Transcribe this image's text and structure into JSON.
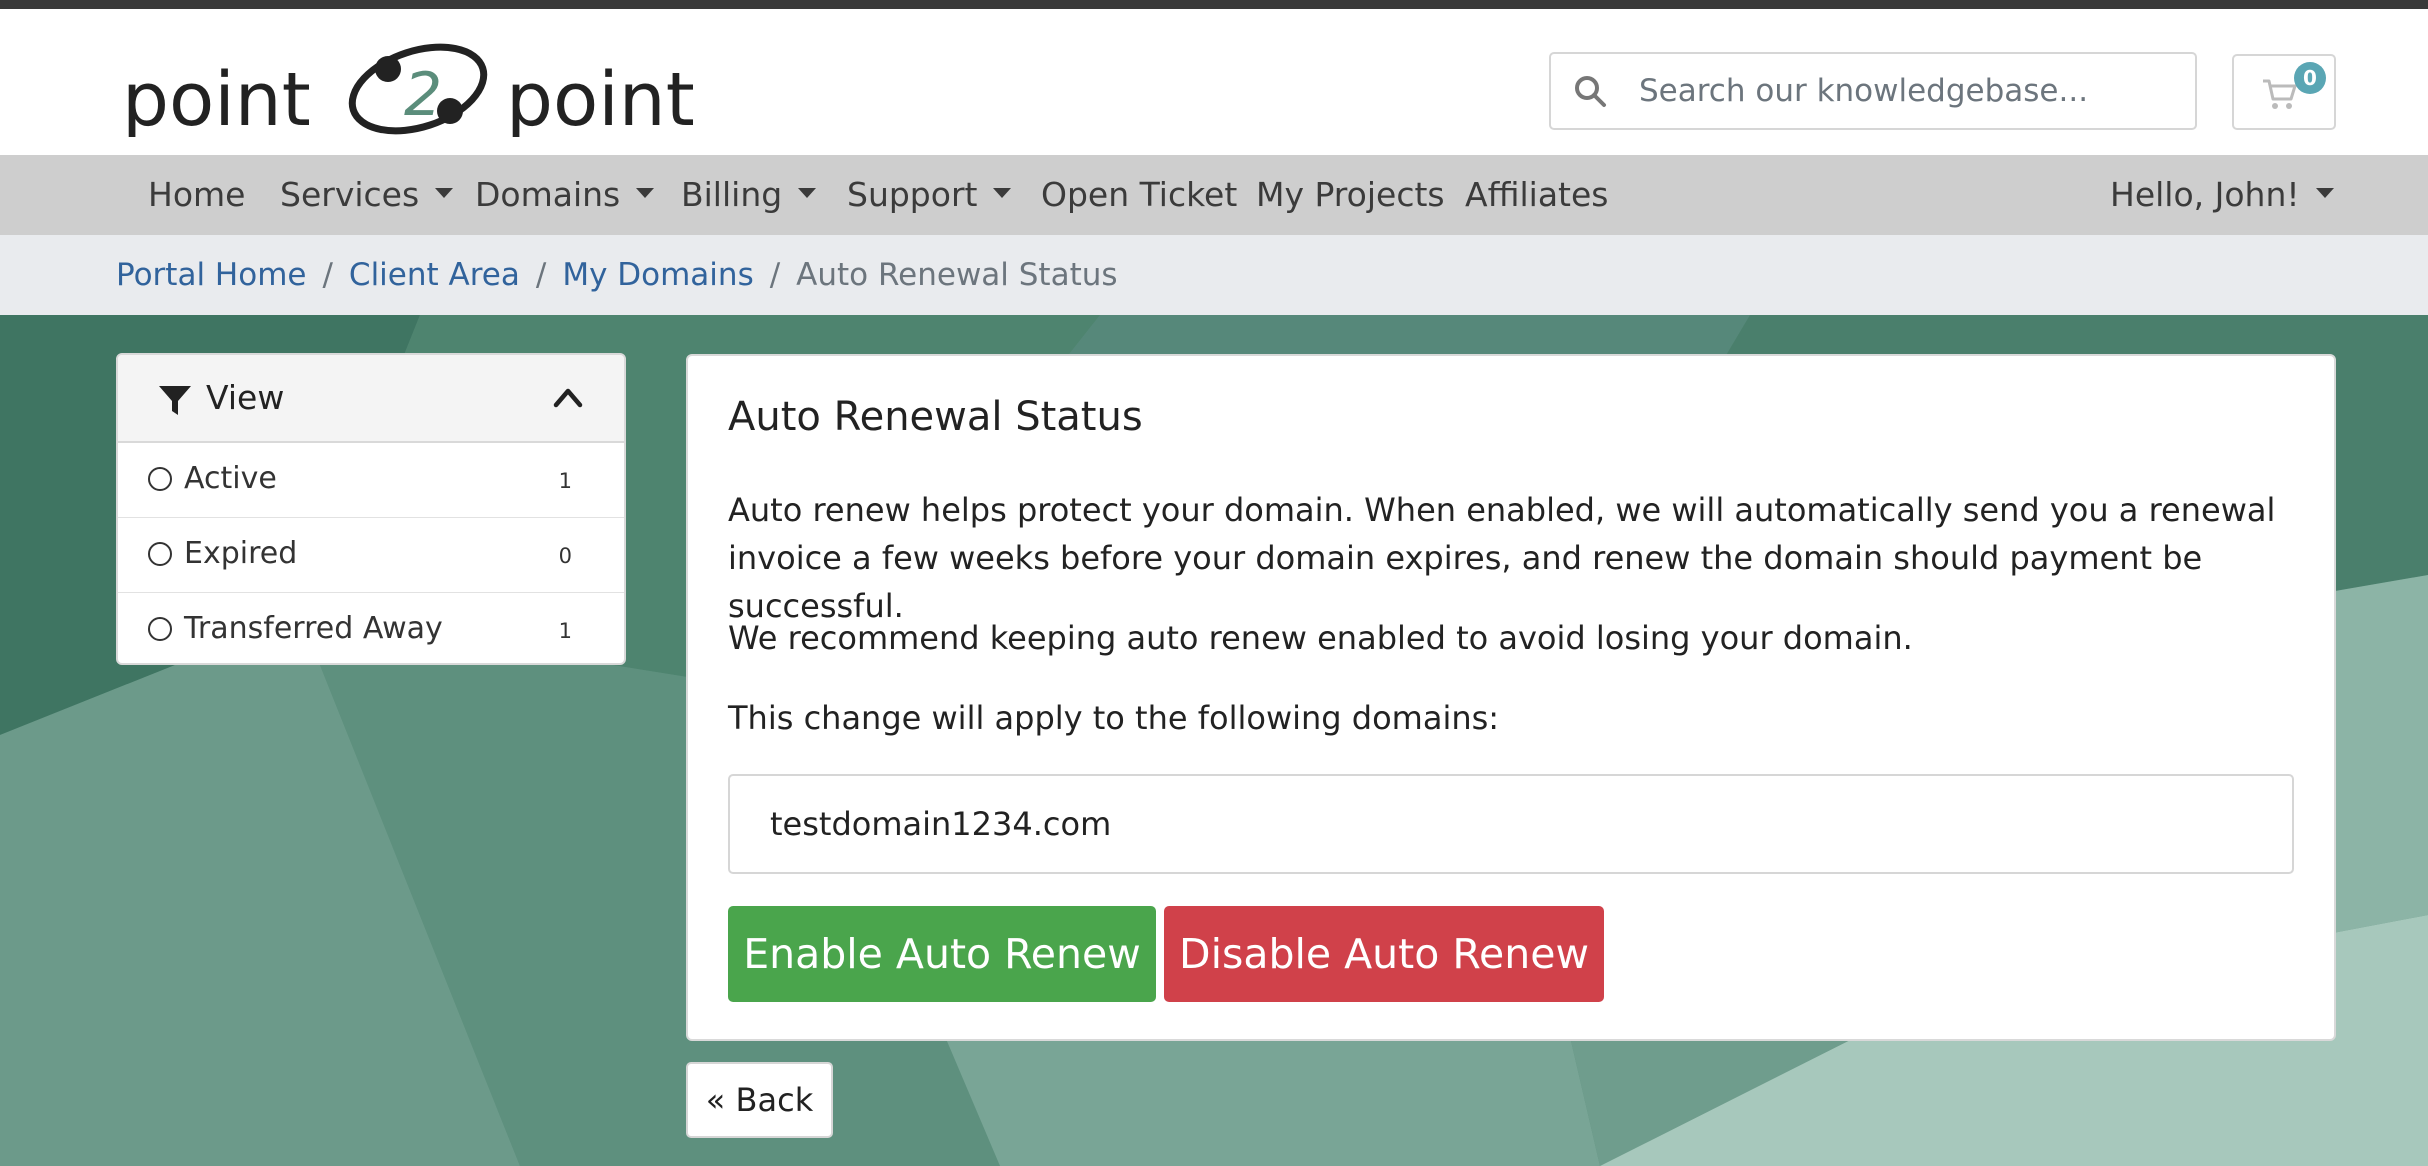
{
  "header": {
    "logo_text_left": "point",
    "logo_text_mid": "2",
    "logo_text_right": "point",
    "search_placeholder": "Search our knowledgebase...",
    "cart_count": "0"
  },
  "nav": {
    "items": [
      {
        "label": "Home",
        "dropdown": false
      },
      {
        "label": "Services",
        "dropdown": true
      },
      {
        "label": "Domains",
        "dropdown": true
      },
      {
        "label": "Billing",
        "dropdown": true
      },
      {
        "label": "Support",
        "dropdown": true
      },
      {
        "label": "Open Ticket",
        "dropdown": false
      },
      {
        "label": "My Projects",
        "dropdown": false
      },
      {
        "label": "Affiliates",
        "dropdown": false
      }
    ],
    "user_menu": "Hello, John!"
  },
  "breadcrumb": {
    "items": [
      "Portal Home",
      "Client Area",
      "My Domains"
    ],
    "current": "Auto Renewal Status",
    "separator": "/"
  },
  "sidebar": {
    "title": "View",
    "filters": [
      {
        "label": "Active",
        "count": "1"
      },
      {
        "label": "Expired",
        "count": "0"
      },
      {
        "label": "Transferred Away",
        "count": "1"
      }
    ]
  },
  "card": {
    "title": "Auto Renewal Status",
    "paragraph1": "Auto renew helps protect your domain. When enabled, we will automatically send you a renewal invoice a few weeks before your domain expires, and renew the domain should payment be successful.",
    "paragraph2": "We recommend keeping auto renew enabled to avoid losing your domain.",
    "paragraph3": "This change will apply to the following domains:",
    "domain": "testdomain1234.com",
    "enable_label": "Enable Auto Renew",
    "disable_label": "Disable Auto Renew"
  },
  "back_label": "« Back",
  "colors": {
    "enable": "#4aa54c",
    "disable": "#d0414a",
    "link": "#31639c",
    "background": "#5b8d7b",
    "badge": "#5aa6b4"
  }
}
▬▬▬▬▬▬▬▬▬▬
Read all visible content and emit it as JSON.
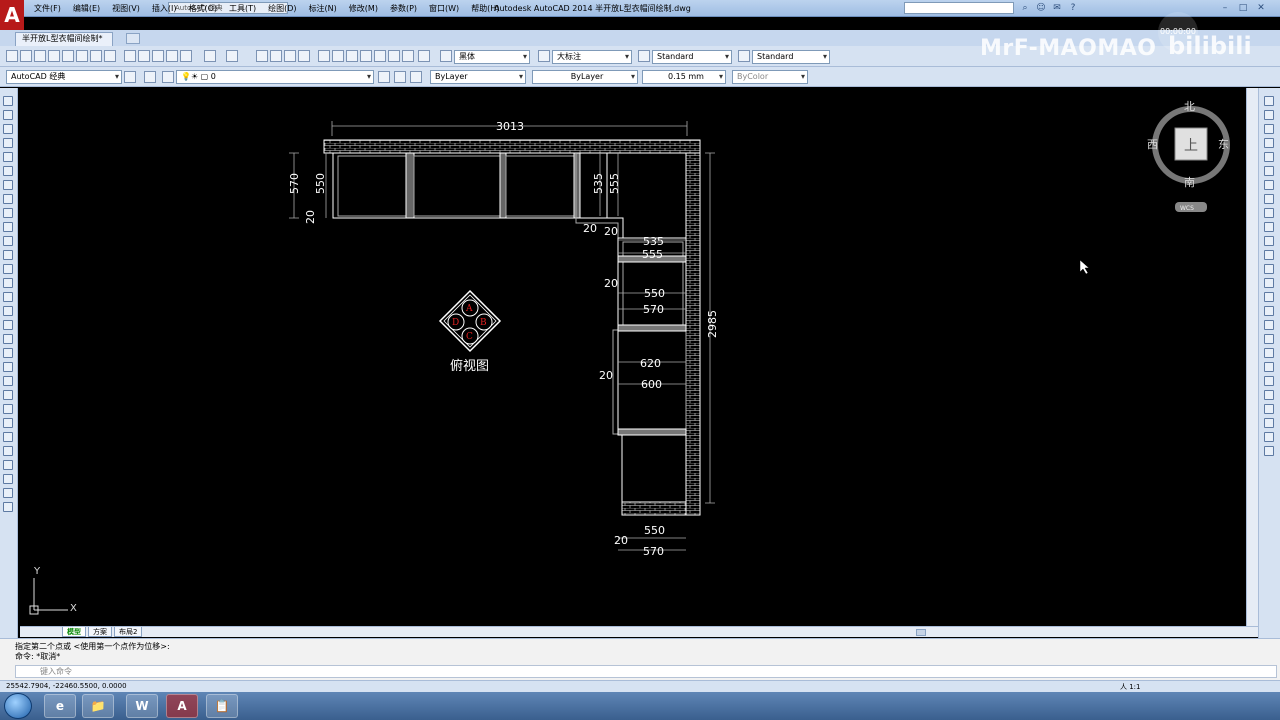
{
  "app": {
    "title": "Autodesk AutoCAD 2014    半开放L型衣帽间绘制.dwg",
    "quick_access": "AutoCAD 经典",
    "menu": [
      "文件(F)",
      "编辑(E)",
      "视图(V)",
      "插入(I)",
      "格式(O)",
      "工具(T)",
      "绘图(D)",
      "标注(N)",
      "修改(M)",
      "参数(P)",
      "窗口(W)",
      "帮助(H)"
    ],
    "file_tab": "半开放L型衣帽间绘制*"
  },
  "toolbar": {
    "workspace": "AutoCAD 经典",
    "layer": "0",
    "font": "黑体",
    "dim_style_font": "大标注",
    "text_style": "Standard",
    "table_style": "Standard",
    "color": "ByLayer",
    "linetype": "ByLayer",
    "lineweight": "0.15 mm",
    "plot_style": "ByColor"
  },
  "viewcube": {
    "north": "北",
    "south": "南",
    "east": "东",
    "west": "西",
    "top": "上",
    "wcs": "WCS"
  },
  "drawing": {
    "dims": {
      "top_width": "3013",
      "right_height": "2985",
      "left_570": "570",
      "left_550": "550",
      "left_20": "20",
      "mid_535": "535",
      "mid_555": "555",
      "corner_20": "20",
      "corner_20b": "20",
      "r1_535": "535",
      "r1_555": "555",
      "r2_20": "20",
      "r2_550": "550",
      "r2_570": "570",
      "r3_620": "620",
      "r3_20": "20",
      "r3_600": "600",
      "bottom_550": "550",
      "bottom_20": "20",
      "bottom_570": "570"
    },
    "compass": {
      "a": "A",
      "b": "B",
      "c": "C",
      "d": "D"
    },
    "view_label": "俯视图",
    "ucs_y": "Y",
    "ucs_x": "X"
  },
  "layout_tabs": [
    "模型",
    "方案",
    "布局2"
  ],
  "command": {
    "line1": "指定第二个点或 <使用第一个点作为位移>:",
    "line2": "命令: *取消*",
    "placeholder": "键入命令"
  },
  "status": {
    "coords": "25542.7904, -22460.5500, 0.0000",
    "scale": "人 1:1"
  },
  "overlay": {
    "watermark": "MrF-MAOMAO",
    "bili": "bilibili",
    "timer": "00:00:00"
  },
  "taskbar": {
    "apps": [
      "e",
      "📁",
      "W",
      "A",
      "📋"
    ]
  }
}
▬▬▬▬▬▬▬▬▬▬
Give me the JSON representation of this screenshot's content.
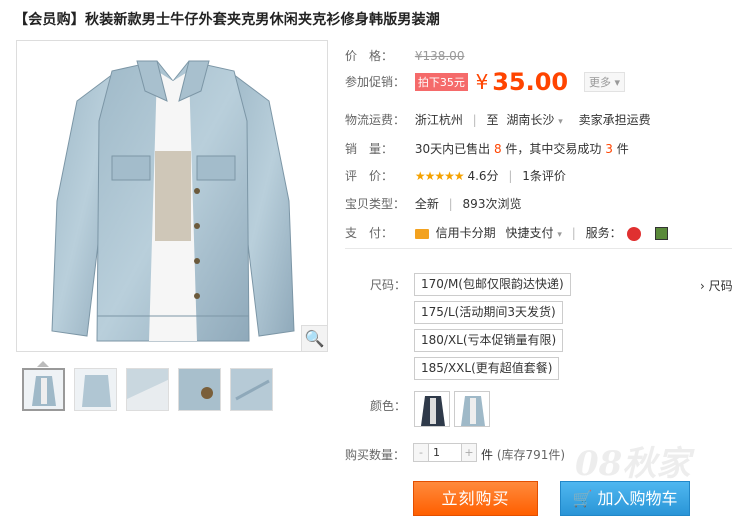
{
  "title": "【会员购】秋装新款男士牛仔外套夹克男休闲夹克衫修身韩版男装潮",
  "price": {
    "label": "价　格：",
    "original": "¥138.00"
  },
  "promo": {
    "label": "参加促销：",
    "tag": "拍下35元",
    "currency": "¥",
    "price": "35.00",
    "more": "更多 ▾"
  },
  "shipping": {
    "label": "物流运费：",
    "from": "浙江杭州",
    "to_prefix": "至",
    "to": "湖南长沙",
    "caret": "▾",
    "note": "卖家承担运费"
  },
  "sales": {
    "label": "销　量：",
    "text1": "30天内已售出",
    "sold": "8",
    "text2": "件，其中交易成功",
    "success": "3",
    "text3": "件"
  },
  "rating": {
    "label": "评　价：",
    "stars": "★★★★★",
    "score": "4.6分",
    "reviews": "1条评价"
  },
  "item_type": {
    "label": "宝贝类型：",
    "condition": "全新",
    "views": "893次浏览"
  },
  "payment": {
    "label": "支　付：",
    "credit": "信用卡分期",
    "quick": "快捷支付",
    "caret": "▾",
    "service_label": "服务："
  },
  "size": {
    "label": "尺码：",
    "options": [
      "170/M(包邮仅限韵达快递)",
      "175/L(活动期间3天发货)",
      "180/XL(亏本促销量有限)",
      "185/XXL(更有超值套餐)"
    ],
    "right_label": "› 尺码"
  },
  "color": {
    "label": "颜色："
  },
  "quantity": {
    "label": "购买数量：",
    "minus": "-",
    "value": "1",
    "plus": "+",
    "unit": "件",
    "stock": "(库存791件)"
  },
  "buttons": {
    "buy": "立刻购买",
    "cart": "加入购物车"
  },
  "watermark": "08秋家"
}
▬▬▬▬▬▬▬▬▬▬
State how many lines include the string "Standard". Give no other information.

▶ _Result_
2